Reproduce the listing exactly, with no pictures in your copy.

* RECORDS SUPPLIED *
##########

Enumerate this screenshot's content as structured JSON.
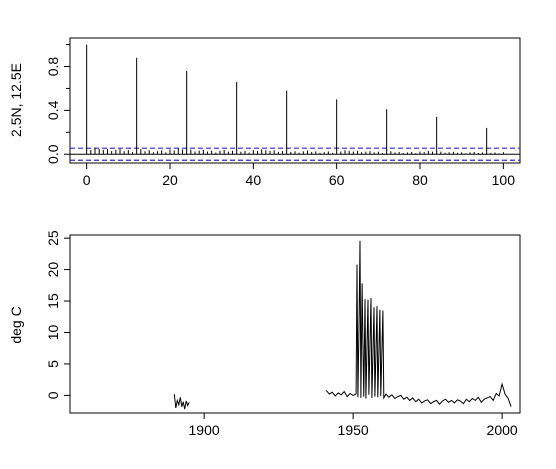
{
  "chart_data": [
    {
      "type": "bar",
      "title": "",
      "xlabel": "",
      "ylabel": "2.5N, 12.5E",
      "xlim": [
        -4,
        104
      ],
      "ylim": [
        -0.08,
        1.06
      ],
      "xticks": [
        0,
        20,
        40,
        60,
        80,
        100
      ],
      "yticks": [
        0.0,
        0.4,
        0.8
      ],
      "ytick_labels": [
        "0.0",
        "0.4",
        "0.8"
      ],
      "confidence_band": [
        -0.055,
        0.055
      ],
      "lags": [
        0,
        12,
        24,
        36,
        48,
        60,
        72,
        84,
        96
      ],
      "acf_peaks": [
        1.0,
        0.88,
        0.76,
        0.66,
        0.58,
        0.5,
        0.41,
        0.34,
        0.24
      ],
      "small_lag_values": [
        0.05,
        0.04,
        0.06,
        0.05,
        0.04,
        0.05,
        0.03,
        0.04,
        0.05,
        0.03,
        0.04,
        0.02,
        0.04,
        0.05,
        0.03,
        0.04,
        0.02,
        0.03,
        0.04,
        0.02
      ]
    },
    {
      "type": "line",
      "title": "",
      "xlabel": "",
      "ylabel": "deg C",
      "xlim": [
        1855,
        2006
      ],
      "ylim": [
        -2.8,
        25.5
      ],
      "xticks": [
        1900,
        1950,
        2000
      ],
      "yticks": [
        0,
        5,
        10,
        15,
        20,
        25
      ],
      "segments": [
        {
          "x": [
            1890,
            1890.5,
            1891,
            1891.5,
            1892,
            1892.5,
            1893,
            1893.5,
            1894,
            1894.5,
            1895
          ],
          "y": [
            0.2,
            -2.0,
            -0.8,
            -1.5,
            -0.3,
            -1.8,
            -1.0,
            -2.2,
            -0.9,
            -1.6,
            -1.1
          ]
        },
        {
          "x": [
            1941,
            1942,
            1943,
            1944,
            1945,
            1946,
            1947,
            1948,
            1949,
            1950,
            1951,
            1951.3,
            1951.6,
            1952,
            1952.3,
            1952.6,
            1953,
            1953.3,
            1953.6,
            1954,
            1954.3,
            1955,
            1955.3,
            1956,
            1956.3,
            1957,
            1957.3,
            1958,
            1958.3,
            1959,
            1959.3,
            1960,
            1960.3,
            1961,
            1962,
            1963,
            1964,
            1965,
            1966,
            1967,
            1968,
            1969,
            1970,
            1971,
            1972,
            1973,
            1974,
            1975,
            1976,
            1977,
            1978,
            1979,
            1980,
            1981,
            1982,
            1983,
            1984,
            1985,
            1986,
            1987,
            1988,
            1989,
            1990,
            1991,
            1992,
            1993,
            1994,
            1995,
            1996,
            1997,
            1998,
            1999,
            2000,
            2001,
            2002,
            2003
          ],
          "y": [
            0.8,
            0.2,
            0.5,
            -0.1,
            0.4,
            0.1,
            0.6,
            -0.2,
            0.3,
            0.0,
            0.2,
            20.8,
            -0.3,
            12.0,
            24.6,
            -0.4,
            17.8,
            8.5,
            -0.2,
            15.3,
            -0.5,
            15.2,
            0.1,
            15.5,
            -0.4,
            14.0,
            -0.2,
            14.2,
            -0.3,
            13.6,
            -0.1,
            13.5,
            -0.4,
            0.2,
            -0.3,
            0.1,
            -0.5,
            -0.2,
            0.0,
            -0.6,
            -0.3,
            -0.8,
            -0.4,
            -1.0,
            -0.6,
            -1.2,
            -0.9,
            -0.7,
            -1.3,
            -1.0,
            -0.8,
            -1.4,
            -0.9,
            -0.6,
            -1.1,
            -0.8,
            -1.2,
            -0.7,
            -0.9,
            -1.3,
            -0.6,
            -1.0,
            -0.5,
            -0.8,
            -0.3,
            -1.1,
            -0.6,
            -0.4,
            -0.2,
            -0.8,
            0.3,
            -0.1,
            1.8,
            0.2,
            -0.5,
            -1.8
          ]
        }
      ]
    }
  ]
}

##########

* ANSWER FOR THE TASK *
Enumerate this screenshot's content as structured JSON.
{
  "chart_data": [
    {
      "type": "bar",
      "title": "",
      "xlabel": "",
      "ylabel": "2.5N, 12.5E",
      "xlim": [
        -4,
        104
      ],
      "ylim": [
        -0.08,
        1.06
      ],
      "xticks": [
        0,
        20,
        40,
        60,
        80,
        100
      ],
      "yticks": [
        0.0,
        0.4,
        0.8
      ],
      "ytick_labels": [
        "0.0",
        "0.4",
        "0.8"
      ],
      "confidence_band": [
        -0.055,
        0.055
      ],
      "lags": [
        0,
        12,
        24,
        36,
        48,
        60,
        72,
        84,
        96
      ],
      "acf_peaks": [
        1.0,
        0.88,
        0.76,
        0.66,
        0.58,
        0.5,
        0.41,
        0.34,
        0.24
      ],
      "small_lag_values": [
        0.05,
        0.04,
        0.06,
        0.05,
        0.04,
        0.05,
        0.03,
        0.04,
        0.05,
        0.03,
        0.04,
        0.02,
        0.04,
        0.05,
        0.03,
        0.04,
        0.02,
        0.03,
        0.04,
        0.02
      ]
    },
    {
      "type": "line",
      "title": "",
      "xlabel": "",
      "ylabel": "deg C",
      "xlim": [
        1855,
        2006
      ],
      "ylim": [
        -2.8,
        25.5
      ],
      "xticks": [
        1900,
        1950,
        2000
      ],
      "yticks": [
        0,
        5,
        10,
        15,
        20,
        25
      ],
      "segments": [
        {
          "x": [
            1890,
            1890.5,
            1891,
            1891.5,
            1892,
            1892.5,
            1893,
            1893.5,
            1894,
            1894.5,
            1895
          ],
          "y": [
            0.2,
            -2.0,
            -0.8,
            -1.5,
            -0.3,
            -1.8,
            -1.0,
            -2.2,
            -0.9,
            -1.6,
            -1.1
          ]
        },
        {
          "x": [
            1941,
            1942,
            1943,
            1944,
            1945,
            1946,
            1947,
            1948,
            1949,
            1950,
            1951,
            1951.3,
            1951.6,
            1952,
            1952.3,
            1952.6,
            1953,
            1953.3,
            1953.6,
            1954,
            1954.3,
            1955,
            1955.3,
            1956,
            1956.3,
            1957,
            1957.3,
            1958,
            1958.3,
            1959,
            1959.3,
            1960,
            1960.3,
            1961,
            1962,
            1963,
            1964,
            1965,
            1966,
            1967,
            1968,
            1969,
            1970,
            1971,
            1972,
            1973,
            1974,
            1975,
            1976,
            1977,
            1978,
            1979,
            1980,
            1981,
            1982,
            1983,
            1984,
            1985,
            1986,
            1987,
            1988,
            1989,
            1990,
            1991,
            1992,
            1993,
            1994,
            1995,
            1996,
            1997,
            1998,
            1999,
            2000,
            2001,
            2002,
            2003
          ],
          "y": [
            0.8,
            0.2,
            0.5,
            -0.1,
            0.4,
            0.1,
            0.6,
            -0.2,
            0.3,
            0.0,
            0.2,
            20.8,
            -0.3,
            12.0,
            24.6,
            -0.4,
            17.8,
            8.5,
            -0.2,
            15.3,
            -0.5,
            15.2,
            0.1,
            15.5,
            -0.4,
            14.0,
            -0.2,
            14.2,
            -0.3,
            13.6,
            -0.1,
            13.5,
            -0.4,
            0.2,
            -0.3,
            0.1,
            -0.5,
            -0.2,
            0.0,
            -0.6,
            -0.3,
            -0.8,
            -0.4,
            -1.0,
            -0.6,
            -1.2,
            -0.9,
            -0.7,
            -1.3,
            -1.0,
            -0.8,
            -1.4,
            -0.9,
            -0.6,
            -1.1,
            -0.8,
            -1.2,
            -0.7,
            -0.9,
            -1.3,
            -0.6,
            -1.0,
            -0.5,
            -0.8,
            -0.3,
            -1.1,
            -0.6,
            -0.4,
            -0.2,
            -0.8,
            0.3,
            -0.1,
            1.8,
            0.2,
            -0.5,
            -1.8
          ]
        }
      ]
    }
  ]
}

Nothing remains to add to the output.